▼▼▼
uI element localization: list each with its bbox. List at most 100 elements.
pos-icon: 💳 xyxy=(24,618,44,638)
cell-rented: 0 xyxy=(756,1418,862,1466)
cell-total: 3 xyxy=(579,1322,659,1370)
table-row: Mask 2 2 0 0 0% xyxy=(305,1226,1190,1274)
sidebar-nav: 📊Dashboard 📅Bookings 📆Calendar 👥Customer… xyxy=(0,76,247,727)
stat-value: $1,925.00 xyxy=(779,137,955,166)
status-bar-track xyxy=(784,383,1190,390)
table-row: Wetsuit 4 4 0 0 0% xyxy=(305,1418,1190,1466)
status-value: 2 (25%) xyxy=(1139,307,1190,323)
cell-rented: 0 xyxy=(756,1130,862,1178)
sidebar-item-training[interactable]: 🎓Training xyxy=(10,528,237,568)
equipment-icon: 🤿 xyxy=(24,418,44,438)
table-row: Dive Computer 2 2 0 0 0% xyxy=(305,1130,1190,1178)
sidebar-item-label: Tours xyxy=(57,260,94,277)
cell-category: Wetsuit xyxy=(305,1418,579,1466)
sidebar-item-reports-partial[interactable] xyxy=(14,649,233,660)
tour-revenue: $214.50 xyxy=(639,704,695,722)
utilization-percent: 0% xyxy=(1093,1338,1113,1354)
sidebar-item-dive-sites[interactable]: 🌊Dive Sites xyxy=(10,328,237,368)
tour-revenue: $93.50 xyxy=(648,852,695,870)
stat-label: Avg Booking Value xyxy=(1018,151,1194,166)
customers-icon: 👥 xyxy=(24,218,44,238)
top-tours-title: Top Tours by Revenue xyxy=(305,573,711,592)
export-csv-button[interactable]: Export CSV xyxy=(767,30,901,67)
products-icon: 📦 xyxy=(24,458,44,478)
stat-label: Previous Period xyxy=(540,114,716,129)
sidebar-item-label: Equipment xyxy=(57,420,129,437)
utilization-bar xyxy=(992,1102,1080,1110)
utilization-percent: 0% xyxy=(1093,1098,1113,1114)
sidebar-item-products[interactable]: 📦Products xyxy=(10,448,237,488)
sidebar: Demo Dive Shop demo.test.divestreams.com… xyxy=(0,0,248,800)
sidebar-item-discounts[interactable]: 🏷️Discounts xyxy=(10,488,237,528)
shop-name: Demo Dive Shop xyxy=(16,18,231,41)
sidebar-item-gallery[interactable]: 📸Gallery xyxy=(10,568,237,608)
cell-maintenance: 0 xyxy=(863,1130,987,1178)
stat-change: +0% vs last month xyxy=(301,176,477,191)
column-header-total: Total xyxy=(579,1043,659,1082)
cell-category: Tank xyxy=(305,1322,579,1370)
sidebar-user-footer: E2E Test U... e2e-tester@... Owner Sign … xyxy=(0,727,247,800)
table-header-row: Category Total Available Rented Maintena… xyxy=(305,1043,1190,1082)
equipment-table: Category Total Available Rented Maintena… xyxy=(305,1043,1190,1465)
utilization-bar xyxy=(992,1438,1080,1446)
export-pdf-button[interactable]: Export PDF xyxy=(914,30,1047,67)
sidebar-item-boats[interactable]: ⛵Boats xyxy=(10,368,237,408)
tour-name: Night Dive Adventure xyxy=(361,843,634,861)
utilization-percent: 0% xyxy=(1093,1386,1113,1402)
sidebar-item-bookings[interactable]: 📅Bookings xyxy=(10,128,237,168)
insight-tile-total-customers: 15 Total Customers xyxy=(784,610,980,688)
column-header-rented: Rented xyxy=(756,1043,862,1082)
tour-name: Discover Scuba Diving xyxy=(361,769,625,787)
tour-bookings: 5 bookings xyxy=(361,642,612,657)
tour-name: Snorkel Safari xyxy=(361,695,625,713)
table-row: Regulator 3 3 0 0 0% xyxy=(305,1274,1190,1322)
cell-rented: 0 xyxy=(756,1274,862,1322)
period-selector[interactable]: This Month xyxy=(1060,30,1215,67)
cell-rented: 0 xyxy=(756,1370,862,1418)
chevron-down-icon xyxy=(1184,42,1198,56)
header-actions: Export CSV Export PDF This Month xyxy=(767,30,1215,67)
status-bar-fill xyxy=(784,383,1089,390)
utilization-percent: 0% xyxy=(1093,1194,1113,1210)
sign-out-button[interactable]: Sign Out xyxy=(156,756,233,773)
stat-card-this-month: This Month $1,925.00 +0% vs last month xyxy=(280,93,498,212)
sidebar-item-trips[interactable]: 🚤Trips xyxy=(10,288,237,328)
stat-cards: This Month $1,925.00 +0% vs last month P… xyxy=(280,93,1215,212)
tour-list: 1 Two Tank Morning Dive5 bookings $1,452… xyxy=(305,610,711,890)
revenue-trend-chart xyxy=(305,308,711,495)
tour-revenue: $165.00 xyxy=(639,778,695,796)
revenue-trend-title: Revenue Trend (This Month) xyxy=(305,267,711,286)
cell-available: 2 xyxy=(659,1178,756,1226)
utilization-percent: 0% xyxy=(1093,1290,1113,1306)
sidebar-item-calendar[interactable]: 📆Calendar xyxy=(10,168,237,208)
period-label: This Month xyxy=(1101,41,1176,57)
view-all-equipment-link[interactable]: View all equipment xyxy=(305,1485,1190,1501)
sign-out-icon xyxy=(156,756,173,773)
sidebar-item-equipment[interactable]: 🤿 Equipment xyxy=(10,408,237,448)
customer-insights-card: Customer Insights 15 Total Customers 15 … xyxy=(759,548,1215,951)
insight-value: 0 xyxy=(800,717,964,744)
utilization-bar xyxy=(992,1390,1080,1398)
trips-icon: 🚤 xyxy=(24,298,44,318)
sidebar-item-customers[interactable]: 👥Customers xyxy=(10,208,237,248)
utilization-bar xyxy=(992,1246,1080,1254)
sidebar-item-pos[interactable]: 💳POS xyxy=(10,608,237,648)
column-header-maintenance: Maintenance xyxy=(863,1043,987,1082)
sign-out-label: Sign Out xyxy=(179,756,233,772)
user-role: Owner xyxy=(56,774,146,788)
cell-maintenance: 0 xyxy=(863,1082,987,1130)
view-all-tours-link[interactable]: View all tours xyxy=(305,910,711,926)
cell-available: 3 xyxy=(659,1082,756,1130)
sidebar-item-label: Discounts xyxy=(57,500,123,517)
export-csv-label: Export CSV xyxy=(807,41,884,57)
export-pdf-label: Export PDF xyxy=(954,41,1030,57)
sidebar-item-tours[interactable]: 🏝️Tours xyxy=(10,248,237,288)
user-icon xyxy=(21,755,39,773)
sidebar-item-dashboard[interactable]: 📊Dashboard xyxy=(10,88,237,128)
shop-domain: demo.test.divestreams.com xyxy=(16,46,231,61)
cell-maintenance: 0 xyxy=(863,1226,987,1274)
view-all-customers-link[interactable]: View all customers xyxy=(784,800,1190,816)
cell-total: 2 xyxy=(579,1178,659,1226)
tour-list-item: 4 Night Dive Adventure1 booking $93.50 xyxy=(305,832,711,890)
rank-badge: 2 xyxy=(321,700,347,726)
▲▲▲
▼▼▼
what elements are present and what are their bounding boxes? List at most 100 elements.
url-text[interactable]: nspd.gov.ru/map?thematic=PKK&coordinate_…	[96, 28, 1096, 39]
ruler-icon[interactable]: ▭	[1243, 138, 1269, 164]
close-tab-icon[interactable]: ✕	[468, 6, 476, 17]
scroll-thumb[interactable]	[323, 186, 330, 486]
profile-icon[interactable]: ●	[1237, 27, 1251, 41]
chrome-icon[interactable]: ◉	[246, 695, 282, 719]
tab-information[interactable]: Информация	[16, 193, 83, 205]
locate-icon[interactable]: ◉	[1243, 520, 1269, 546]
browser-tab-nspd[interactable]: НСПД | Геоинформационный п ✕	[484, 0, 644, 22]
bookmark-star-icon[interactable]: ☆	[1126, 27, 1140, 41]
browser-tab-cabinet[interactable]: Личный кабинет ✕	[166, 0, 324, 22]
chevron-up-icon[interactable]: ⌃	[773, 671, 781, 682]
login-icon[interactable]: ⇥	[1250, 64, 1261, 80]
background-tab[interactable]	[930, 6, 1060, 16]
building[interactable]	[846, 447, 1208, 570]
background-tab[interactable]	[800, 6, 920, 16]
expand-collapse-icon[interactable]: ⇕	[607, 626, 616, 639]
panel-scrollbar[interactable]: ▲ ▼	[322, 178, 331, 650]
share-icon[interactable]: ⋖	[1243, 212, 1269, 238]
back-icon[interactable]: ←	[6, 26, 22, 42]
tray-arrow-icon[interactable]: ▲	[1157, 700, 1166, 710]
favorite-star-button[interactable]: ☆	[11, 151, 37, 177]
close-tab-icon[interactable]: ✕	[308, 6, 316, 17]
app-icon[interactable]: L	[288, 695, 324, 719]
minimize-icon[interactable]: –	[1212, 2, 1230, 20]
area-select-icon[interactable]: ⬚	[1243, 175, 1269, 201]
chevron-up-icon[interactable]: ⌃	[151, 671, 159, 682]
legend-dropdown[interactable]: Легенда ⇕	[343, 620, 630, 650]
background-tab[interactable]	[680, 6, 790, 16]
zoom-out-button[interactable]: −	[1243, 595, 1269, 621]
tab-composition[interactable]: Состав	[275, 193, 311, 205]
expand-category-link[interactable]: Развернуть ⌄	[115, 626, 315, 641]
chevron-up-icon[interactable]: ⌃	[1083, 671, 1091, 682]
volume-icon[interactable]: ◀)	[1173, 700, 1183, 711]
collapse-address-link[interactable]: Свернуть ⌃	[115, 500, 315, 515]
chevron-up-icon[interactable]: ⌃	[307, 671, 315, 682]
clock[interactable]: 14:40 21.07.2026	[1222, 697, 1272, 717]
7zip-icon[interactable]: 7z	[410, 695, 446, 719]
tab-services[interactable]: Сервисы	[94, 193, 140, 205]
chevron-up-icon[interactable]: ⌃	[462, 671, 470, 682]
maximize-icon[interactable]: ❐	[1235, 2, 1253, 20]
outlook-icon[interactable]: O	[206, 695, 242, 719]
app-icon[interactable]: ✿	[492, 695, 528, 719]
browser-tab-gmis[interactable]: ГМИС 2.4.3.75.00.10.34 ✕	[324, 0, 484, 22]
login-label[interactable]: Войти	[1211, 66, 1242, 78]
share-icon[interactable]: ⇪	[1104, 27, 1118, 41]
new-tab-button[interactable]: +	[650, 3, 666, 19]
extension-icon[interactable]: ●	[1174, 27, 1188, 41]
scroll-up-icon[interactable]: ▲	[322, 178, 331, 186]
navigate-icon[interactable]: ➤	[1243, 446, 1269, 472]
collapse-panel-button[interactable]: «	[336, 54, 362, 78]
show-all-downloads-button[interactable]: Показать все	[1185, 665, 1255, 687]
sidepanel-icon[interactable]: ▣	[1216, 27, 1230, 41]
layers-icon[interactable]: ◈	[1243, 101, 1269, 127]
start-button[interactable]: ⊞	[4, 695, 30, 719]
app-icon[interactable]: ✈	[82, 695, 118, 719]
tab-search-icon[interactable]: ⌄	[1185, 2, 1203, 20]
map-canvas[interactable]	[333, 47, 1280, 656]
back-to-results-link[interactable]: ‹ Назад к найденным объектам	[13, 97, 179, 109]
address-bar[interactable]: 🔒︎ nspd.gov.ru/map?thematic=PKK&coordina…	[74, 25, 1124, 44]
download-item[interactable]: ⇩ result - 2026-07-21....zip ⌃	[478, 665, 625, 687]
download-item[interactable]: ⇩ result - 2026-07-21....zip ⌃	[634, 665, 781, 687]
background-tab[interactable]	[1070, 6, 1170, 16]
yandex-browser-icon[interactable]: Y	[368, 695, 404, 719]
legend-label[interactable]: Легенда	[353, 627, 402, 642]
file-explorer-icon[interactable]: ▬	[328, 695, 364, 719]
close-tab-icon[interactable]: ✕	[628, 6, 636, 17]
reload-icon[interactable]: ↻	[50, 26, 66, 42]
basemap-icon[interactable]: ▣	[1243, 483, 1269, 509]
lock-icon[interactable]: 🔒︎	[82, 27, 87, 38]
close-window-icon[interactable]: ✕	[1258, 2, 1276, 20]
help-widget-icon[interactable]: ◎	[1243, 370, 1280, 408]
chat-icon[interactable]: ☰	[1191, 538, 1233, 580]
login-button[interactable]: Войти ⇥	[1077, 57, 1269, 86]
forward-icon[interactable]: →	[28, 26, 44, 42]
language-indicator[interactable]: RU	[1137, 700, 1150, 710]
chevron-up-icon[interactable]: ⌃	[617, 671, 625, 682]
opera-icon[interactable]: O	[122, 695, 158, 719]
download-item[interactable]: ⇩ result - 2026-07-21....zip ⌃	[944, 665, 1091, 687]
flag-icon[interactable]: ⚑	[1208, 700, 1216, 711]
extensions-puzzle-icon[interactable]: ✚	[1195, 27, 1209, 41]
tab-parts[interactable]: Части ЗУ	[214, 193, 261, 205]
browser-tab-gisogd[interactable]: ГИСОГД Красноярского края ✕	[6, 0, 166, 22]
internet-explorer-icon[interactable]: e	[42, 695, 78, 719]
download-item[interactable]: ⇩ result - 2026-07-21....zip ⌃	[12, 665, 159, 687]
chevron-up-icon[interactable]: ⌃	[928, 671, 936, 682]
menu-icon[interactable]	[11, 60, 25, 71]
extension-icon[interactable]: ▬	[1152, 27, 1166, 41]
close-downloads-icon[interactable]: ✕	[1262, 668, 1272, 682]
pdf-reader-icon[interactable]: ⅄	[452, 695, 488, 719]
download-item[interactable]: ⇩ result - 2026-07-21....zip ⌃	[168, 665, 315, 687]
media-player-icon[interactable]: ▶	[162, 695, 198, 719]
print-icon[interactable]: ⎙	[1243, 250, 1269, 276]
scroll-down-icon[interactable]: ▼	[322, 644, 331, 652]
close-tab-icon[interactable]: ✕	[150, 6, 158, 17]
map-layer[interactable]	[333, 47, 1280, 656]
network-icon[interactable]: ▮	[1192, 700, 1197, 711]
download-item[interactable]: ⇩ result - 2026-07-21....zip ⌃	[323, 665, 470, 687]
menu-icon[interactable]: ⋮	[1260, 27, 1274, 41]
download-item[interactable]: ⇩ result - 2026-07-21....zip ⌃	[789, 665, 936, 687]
▲▲▲
* _What you need to do_: Which lines in the items above contain the string "view"? Pull out and copy every such line, treating uppercase and lowercase as different.

* _Reply_:
view-all-equipment-link[interactable]: View all equipment xyxy=(305,1485,1190,1501)
view-all-tours-link[interactable]: View all tours xyxy=(305,910,711,926)
view-all-customers-link[interactable]: View all customers xyxy=(784,800,1190,816)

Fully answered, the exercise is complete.